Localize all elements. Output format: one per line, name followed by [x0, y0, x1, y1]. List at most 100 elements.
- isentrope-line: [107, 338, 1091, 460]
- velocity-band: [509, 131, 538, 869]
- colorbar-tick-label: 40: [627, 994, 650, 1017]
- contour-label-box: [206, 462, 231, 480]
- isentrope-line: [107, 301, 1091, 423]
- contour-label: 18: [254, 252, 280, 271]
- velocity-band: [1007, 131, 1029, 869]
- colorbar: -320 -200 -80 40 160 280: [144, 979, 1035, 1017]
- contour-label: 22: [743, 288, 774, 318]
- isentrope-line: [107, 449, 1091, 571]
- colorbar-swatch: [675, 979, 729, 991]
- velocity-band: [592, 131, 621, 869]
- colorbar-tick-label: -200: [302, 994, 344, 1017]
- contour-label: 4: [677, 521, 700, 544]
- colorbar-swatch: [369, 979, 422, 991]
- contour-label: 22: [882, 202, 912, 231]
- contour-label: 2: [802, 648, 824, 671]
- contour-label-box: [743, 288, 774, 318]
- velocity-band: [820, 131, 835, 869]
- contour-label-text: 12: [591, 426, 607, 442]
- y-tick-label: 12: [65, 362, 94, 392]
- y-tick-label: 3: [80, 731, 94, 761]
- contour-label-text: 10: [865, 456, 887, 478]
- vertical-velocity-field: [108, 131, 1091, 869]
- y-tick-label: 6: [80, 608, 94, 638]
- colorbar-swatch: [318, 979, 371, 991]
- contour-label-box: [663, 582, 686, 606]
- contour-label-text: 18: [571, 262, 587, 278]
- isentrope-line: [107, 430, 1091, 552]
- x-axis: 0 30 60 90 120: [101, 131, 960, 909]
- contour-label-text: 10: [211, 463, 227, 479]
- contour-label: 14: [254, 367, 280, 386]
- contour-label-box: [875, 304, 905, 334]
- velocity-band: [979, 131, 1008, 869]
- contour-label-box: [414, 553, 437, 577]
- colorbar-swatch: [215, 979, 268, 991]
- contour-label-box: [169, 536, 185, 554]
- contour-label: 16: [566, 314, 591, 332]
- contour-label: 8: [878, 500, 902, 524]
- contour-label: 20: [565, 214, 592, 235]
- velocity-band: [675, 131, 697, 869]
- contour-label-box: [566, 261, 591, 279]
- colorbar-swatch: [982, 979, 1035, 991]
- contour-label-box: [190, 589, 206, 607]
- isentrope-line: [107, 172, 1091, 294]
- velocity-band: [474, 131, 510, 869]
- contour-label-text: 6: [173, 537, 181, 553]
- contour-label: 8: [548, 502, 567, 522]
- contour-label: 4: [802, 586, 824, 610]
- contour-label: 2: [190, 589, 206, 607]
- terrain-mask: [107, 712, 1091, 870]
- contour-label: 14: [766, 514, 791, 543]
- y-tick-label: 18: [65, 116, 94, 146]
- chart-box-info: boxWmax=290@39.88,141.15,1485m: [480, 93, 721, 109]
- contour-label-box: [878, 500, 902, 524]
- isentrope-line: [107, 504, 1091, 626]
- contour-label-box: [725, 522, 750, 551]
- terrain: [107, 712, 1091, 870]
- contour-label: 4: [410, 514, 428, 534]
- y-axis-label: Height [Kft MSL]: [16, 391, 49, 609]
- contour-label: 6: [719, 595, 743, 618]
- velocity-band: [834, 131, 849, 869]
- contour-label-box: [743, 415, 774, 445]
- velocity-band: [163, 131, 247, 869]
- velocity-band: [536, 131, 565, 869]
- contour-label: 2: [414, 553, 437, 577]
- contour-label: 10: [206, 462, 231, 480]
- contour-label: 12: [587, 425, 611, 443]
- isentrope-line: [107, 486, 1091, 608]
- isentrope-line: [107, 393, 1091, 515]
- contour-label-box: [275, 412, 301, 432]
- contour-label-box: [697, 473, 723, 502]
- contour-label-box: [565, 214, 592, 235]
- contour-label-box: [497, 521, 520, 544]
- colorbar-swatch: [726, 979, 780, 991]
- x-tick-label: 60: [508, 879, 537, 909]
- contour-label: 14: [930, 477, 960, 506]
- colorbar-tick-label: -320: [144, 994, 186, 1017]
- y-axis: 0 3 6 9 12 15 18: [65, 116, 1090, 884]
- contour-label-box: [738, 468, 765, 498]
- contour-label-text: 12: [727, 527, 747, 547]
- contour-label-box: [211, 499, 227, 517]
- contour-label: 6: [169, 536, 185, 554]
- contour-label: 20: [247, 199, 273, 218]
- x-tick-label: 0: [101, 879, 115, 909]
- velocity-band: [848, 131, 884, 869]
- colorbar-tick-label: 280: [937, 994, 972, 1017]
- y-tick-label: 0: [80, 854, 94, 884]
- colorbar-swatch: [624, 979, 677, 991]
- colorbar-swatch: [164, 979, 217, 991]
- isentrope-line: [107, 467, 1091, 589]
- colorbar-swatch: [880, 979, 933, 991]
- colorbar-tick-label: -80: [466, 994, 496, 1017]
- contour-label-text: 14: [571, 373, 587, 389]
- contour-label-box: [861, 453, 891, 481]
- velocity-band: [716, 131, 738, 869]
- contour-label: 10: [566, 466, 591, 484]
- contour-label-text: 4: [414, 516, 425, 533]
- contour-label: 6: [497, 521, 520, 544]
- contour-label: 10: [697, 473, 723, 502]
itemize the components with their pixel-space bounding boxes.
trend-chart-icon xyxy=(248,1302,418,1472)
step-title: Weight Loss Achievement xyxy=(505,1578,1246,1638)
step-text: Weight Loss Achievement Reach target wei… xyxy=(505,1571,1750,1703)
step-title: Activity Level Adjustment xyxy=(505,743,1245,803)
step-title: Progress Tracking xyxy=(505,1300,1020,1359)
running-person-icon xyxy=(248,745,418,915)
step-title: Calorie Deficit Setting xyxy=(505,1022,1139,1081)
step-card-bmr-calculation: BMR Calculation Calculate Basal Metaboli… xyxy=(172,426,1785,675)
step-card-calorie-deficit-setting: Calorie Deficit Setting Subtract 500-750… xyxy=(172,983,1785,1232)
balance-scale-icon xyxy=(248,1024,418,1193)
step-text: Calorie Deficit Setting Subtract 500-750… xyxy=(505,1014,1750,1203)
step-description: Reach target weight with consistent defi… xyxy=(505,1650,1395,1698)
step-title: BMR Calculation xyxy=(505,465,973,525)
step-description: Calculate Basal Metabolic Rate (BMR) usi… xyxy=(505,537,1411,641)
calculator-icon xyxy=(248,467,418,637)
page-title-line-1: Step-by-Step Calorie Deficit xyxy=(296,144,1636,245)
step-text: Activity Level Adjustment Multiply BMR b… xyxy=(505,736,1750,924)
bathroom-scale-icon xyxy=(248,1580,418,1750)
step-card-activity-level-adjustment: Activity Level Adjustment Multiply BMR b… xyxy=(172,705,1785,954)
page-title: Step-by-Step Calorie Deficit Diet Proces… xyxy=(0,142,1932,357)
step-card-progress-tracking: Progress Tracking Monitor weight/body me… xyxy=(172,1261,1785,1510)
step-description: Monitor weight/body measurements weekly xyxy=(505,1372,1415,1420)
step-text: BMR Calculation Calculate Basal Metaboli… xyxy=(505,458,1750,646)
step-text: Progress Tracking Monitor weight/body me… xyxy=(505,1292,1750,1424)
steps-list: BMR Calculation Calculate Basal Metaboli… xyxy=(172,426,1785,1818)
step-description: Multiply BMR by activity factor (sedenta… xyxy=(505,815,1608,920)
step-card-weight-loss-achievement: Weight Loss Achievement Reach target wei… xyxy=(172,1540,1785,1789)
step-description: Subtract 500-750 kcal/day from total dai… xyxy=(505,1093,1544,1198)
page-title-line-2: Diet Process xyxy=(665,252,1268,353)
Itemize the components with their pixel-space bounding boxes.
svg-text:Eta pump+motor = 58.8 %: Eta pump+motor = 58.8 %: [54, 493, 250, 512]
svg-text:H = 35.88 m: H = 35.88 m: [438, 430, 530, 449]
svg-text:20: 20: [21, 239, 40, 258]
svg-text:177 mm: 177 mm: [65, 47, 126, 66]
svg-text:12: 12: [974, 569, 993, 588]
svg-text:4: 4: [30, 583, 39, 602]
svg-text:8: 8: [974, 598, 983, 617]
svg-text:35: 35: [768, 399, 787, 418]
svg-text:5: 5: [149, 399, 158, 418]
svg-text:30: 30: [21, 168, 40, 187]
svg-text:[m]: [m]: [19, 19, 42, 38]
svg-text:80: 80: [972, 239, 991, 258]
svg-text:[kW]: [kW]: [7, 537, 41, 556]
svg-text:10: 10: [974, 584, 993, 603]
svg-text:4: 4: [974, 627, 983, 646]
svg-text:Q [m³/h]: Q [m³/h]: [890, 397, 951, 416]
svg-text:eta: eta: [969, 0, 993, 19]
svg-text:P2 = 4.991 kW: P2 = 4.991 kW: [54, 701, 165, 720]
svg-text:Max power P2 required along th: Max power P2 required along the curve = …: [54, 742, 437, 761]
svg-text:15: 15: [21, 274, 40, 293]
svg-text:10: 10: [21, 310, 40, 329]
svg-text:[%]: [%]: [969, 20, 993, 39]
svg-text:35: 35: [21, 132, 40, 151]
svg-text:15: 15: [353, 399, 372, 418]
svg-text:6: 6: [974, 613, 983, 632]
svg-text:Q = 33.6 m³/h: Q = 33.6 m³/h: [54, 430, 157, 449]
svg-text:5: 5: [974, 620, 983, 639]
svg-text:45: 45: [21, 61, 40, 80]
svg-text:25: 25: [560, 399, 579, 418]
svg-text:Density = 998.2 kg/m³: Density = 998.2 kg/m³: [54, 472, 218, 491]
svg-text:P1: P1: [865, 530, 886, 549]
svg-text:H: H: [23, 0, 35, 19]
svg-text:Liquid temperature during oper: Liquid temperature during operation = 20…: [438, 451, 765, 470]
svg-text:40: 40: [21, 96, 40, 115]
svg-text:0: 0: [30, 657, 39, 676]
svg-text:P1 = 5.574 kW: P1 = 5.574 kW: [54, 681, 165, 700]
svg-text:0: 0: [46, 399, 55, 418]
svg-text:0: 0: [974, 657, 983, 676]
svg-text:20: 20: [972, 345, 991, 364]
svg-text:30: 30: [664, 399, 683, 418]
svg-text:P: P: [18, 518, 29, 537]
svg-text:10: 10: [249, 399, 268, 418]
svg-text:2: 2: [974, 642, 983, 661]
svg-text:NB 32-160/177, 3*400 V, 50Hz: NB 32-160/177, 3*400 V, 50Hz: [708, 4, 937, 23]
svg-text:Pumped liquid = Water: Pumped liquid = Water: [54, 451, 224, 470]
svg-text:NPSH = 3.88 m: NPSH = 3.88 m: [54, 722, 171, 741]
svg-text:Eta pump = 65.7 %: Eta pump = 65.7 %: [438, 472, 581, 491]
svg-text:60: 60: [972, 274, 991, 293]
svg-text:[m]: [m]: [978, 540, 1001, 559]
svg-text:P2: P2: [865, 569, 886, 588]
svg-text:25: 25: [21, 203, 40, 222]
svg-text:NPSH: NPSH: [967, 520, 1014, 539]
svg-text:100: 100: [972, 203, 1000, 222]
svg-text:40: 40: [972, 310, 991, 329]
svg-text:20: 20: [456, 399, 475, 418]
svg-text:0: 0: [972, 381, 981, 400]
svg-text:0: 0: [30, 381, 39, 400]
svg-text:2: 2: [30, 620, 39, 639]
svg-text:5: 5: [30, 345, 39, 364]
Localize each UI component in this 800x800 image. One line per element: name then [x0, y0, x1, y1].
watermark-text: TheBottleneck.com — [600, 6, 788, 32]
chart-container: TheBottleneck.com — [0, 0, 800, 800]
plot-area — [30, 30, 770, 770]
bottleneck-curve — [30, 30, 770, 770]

════════════════════

> AIM
Print every line of the items, unchanged, from the very first line through the line holding "- contour-label-box: [206, 462, 231, 480]", with that line included.

> SOLVED EXERCISE
Localize all elements. Output format: one per line, name followed by [x0, y0, x1, y1]. List at most 100 elements.
- isentrope-line: [107, 338, 1091, 460]
- velocity-band: [509, 131, 538, 869]
- colorbar-tick-label: 40: [627, 994, 650, 1017]
- contour-label-box: [206, 462, 231, 480]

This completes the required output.